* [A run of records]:
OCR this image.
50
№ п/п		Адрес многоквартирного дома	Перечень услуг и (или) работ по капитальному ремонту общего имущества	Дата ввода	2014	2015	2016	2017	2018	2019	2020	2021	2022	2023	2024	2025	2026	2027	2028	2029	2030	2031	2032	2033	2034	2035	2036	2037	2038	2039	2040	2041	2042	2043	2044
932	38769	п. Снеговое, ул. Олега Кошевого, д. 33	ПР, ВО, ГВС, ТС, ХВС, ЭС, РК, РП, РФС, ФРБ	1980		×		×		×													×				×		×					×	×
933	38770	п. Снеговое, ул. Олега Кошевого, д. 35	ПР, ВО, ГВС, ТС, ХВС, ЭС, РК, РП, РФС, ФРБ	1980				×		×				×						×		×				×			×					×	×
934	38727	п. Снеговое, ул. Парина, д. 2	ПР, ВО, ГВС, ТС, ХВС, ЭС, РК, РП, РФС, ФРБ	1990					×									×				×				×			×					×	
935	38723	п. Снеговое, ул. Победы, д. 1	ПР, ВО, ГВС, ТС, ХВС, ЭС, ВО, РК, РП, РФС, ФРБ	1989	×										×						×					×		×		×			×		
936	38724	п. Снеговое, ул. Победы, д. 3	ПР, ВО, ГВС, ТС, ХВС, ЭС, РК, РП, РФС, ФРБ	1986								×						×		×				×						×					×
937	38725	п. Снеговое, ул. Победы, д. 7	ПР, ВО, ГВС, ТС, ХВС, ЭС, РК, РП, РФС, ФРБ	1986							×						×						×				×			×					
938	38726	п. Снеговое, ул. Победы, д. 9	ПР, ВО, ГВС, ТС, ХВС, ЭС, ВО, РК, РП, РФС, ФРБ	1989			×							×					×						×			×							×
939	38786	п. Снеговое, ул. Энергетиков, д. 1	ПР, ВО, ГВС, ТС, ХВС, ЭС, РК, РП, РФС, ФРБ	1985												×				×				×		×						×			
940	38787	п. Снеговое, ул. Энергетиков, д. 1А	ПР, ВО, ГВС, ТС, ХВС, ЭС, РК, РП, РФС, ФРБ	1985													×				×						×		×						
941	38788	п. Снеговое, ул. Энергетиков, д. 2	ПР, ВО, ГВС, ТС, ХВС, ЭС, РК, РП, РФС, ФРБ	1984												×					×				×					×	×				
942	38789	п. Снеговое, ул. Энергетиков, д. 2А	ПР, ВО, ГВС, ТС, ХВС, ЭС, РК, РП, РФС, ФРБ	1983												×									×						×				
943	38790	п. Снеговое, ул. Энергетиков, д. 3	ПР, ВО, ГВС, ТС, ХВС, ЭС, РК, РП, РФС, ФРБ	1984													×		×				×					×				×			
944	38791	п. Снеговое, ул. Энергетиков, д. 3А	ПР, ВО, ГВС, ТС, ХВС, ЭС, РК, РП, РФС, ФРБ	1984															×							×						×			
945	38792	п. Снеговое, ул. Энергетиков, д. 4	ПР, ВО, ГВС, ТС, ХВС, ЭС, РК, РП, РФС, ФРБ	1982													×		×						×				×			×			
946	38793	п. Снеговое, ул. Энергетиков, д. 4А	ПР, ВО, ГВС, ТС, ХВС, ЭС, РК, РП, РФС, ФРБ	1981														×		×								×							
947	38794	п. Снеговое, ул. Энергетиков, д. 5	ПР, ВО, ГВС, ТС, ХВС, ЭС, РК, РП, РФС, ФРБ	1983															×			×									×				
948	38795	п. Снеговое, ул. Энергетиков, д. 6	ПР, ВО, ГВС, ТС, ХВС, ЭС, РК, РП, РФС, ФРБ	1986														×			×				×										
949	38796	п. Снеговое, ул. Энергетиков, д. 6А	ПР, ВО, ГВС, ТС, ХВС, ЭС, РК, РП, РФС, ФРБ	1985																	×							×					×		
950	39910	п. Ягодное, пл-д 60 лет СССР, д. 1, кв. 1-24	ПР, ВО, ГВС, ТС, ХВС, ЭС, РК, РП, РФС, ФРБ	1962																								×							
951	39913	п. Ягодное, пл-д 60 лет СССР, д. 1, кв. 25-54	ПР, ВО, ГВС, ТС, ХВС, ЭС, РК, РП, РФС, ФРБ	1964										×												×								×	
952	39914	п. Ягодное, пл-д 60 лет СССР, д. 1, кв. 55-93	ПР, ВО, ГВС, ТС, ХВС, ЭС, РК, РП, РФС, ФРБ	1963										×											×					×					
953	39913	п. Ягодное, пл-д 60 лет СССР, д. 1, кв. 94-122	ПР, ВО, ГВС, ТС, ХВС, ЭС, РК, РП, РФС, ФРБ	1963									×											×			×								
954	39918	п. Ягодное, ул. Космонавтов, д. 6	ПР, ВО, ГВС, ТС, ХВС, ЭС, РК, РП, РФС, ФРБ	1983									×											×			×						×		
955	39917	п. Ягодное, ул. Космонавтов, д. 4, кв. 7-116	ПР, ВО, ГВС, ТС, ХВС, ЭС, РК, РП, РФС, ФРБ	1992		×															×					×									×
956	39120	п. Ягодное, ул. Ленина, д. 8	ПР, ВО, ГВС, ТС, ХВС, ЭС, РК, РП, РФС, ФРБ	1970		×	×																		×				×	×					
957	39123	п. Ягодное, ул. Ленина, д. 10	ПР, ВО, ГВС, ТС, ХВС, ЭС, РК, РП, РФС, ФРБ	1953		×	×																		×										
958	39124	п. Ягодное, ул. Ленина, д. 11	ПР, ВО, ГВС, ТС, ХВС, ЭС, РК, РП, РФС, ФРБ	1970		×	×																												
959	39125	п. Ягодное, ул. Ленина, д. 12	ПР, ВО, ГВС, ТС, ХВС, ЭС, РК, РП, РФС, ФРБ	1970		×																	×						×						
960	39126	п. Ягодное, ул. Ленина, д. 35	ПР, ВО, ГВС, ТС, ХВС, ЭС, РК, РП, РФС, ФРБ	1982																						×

* [Work to be completed]:
Scan the material above for the string "Космонавтов" and report each line where you find it.

* [Solved exercise]:
954	39918	п. Ягодное, ул. Космонавтов, д. 6	ПР, ВО, ГВС, ТС, ХВС, ЭС, РК, РП, РФС, ФРБ	1983									×											×			×						×		
955	39917	п. Ягодное, ул. Космонавтов, д. 4, кв. 7-116	ПР, ВО, ГВС, ТС, ХВС, ЭС, РК, РП, РФС, ФРБ	1992		×															×					×									×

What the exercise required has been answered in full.